**WHAT THE TASK ASKS**
Restate the entries below word for word, omitting nothing.

**Items from a figure collection**
:::
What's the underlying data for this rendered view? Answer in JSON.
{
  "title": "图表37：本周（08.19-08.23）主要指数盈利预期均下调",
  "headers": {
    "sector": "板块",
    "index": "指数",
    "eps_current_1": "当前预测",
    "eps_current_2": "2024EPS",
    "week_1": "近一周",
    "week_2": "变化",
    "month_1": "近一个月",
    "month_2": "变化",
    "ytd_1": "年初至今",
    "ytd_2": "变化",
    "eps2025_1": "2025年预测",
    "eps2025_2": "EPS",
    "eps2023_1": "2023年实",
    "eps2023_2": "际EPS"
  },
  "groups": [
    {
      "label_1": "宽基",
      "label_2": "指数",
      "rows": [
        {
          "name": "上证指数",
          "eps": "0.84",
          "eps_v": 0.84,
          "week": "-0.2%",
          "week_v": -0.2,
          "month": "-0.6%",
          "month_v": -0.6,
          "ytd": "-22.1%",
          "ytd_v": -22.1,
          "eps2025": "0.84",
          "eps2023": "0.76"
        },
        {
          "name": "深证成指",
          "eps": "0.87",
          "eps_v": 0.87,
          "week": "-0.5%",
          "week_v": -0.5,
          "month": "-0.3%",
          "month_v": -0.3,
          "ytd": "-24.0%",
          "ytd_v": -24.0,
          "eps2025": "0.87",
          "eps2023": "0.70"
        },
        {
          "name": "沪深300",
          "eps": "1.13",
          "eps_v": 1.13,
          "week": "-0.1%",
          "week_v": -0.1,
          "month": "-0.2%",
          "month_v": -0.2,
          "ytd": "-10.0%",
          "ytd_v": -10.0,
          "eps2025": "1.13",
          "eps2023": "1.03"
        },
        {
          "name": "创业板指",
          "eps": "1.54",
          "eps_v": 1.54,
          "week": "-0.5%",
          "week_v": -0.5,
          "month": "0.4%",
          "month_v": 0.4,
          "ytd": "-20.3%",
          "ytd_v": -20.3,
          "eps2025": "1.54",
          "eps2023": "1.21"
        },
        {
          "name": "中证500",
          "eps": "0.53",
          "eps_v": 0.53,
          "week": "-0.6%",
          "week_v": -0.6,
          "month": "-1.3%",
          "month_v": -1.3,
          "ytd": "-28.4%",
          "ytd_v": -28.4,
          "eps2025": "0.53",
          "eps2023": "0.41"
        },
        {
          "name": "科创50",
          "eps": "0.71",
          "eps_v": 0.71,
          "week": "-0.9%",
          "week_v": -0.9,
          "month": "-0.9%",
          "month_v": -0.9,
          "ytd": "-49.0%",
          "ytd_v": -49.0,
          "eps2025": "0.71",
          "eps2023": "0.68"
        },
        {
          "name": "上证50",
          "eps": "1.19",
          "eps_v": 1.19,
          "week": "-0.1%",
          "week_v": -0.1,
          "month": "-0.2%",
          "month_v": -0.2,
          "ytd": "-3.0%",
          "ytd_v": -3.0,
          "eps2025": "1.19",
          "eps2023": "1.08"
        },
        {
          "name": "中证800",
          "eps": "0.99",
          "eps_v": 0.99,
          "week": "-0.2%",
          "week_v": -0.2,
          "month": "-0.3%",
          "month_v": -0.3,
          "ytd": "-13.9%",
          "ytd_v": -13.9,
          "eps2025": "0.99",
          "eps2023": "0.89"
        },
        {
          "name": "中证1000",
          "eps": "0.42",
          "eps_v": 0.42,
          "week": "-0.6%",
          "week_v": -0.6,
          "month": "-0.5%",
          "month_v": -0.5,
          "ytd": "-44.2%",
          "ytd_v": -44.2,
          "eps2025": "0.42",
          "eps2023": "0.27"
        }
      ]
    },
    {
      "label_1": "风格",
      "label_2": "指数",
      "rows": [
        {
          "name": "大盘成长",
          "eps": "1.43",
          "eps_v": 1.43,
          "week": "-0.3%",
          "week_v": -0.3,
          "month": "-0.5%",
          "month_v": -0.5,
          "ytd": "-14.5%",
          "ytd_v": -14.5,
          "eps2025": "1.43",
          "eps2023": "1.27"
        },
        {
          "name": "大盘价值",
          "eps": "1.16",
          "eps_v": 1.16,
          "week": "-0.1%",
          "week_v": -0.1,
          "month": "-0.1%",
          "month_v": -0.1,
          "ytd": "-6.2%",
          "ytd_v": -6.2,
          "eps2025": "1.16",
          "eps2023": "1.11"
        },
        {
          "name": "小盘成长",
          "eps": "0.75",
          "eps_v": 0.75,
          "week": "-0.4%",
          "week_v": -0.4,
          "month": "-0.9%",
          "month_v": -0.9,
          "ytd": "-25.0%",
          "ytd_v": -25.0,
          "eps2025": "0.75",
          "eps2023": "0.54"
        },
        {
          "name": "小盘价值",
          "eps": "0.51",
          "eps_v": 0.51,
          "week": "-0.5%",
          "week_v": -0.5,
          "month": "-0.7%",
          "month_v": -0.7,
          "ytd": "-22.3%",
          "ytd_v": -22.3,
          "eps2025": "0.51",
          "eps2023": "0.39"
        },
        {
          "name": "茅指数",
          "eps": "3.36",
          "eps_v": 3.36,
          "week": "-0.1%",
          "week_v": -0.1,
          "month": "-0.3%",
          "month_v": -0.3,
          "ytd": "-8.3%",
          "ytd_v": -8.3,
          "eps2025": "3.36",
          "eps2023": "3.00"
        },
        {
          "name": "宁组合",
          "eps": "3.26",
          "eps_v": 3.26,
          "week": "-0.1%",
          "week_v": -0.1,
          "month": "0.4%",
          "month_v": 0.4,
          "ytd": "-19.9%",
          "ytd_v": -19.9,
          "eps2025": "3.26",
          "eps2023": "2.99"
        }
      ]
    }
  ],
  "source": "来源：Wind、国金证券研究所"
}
:::
**PROBLEM SOLUTION**
What's the underlying data for this rendered view? Answer in JSON.
{
  "title": "图表37：本周（08.19-08.23）主要指数盈利预期均下调",
  "headers": {
    "sector": "板块",
    "index": "指数",
    "eps_current_1": "当前预测",
    "eps_current_2": "2024EPS",
    "week_1": "近一周",
    "week_2": "变化",
    "month_1": "近一个月",
    "month_2": "变化",
    "ytd_1": "年初至今",
    "ytd_2": "变化",
    "eps2025_1": "2025年预测",
    "eps2025_2": "EPS",
    "eps2023_1": "2023年实",
    "eps2023_2": "际EPS"
  },
  "groups": [
    {
      "label_1": "宽基",
      "label_2": "指数",
      "rows": [
        {
          "name": "上证指数",
          "eps": "0.84",
          "eps_v": 0.84,
          "week": "-0.2%",
          "week_v": -0.2,
          "month": "-0.6%",
          "month_v": -0.6,
          "ytd": "-22.1%",
          "ytd_v": -22.1,
          "eps2025": "0.84",
          "eps2023": "0.76"
        },
        {
          "name": "深证成指",
          "eps": "0.87",
          "eps_v": 0.87,
          "week": "-0.5%",
          "week_v": -0.5,
          "month": "-0.3%",
          "month_v": -0.3,
          "ytd": "-24.0%",
          "ytd_v": -24.0,
          "eps2025": "0.87",
          "eps2023": "0.70"
        },
        {
          "name": "沪深300",
          "eps": "1.13",
          "eps_v": 1.13,
          "week": "-0.1%",
          "week_v": -0.1,
          "month": "-0.2%",
          "month_v": -0.2,
          "ytd": "-10.0%",
          "ytd_v": -10.0,
          "eps2025": "1.13",
          "eps2023": "1.03"
        },
        {
          "name": "创业板指",
          "eps": "1.54",
          "eps_v": 1.54,
          "week": "-0.5%",
          "week_v": -0.5,
          "month": "0.4%",
          "month_v": 0.4,
          "ytd": "-20.3%",
          "ytd_v": -20.3,
          "eps2025": "1.54",
          "eps2023": "1.21"
        },
        {
          "name": "中证500",
          "eps": "0.53",
          "eps_v": 0.53,
          "week": "-0.6%",
          "week_v": -0.6,
          "month": "-1.3%",
          "month_v": -1.3,
          "ytd": "-28.4%",
          "ytd_v": -28.4,
          "eps2025": "0.53",
          "eps2023": "0.41"
        },
        {
          "name": "科创50",
          "eps": "0.71",
          "eps_v": 0.71,
          "week": "-0.9%",
          "week_v": -0.9,
          "month": "-0.9%",
          "month_v": -0.9,
          "ytd": "-49.0%",
          "ytd_v": -49.0,
          "eps2025": "0.71",
          "eps2023": "0.68"
        },
        {
          "name": "上证50",
          "eps": "1.19",
          "eps_v": 1.19,
          "week": "-0.1%",
          "week_v": -0.1,
          "month": "-0.2%",
          "month_v": -0.2,
          "ytd": "-3.0%",
          "ytd_v": -3.0,
          "eps2025": "1.19",
          "eps2023": "1.08"
        },
        {
          "name": "中证800",
          "eps": "0.99",
          "eps_v": 0.99,
          "week": "-0.2%",
          "week_v": -0.2,
          "month": "-0.3%",
          "month_v": -0.3,
          "ytd": "-13.9%",
          "ytd_v": -13.9,
          "eps2025": "0.99",
          "eps2023": "0.89"
        },
        {
          "name": "中证1000",
          "eps": "0.42",
          "eps_v": 0.42,
          "week": "-0.6%",
          "week_v": -0.6,
          "month": "-0.5%",
          "month_v": -0.5,
          "ytd": "-44.2%",
          "ytd_v": -44.2,
          "eps2025": "0.42",
          "eps2023": "0.27"
        }
      ]
    },
    {
      "label_1": "风格",
      "label_2": "指数",
      "rows": [
        {
          "name": "大盘成长",
          "eps": "1.43",
          "eps_v": 1.43,
          "week": "-0.3%",
          "week_v": -0.3,
          "month": "-0.5%",
          "month_v": -0.5,
          "ytd": "-14.5%",
          "ytd_v": -14.5,
          "eps2025": "1.43",
          "eps2023": "1.27"
        },
        {
          "name": "大盘价值",
          "eps": "1.16",
          "eps_v": 1.16,
          "week": "-0.1%",
          "week_v": -0.1,
          "month": "-0.1%",
          "month_v": -0.1,
          "ytd": "-6.2%",
          "ytd_v": -6.2,
          "eps2025": "1.16",
          "eps2023": "1.11"
        },
        {
          "name": "小盘成长",
          "eps": "0.75",
          "eps_v": 0.75,
          "week": "-0.4%",
          "week_v": -0.4,
          "month": "-0.9%",
          "month_v": -0.9,
          "ytd": "-25.0%",
          "ytd_v": -25.0,
          "eps2025": "0.75",
          "eps2023": "0.54"
        },
        {
          "name": "小盘价值",
          "eps": "0.51",
          "eps_v": 0.51,
          "week": "-0.5%",
          "week_v": -0.5,
          "month": "-0.7%",
          "month_v": -0.7,
          "ytd": "-22.3%",
          "ytd_v": -22.3,
          "eps2025": "0.51",
          "eps2023": "0.39"
        },
        {
          "name": "茅指数",
          "eps": "3.36",
          "eps_v": 3.36,
          "week": "-0.1%",
          "week_v": -0.1,
          "month": "-0.3%",
          "month_v": -0.3,
          "ytd": "-8.3%",
          "ytd_v": -8.3,
          "eps2025": "3.36",
          "eps2023": "3.00"
        },
        {
          "name": "宁组合",
          "eps": "3.26",
          "eps_v": 3.26,
          "week": "-0.1%",
          "week_v": -0.1,
          "month": "0.4%",
          "month_v": 0.4,
          "ytd": "-19.9%",
          "ytd_v": -19.9,
          "eps2025": "3.26",
          "eps2023": "2.99"
        }
      ]
    }
  ],
  "source": "来源：Wind、国金证券研究所"
}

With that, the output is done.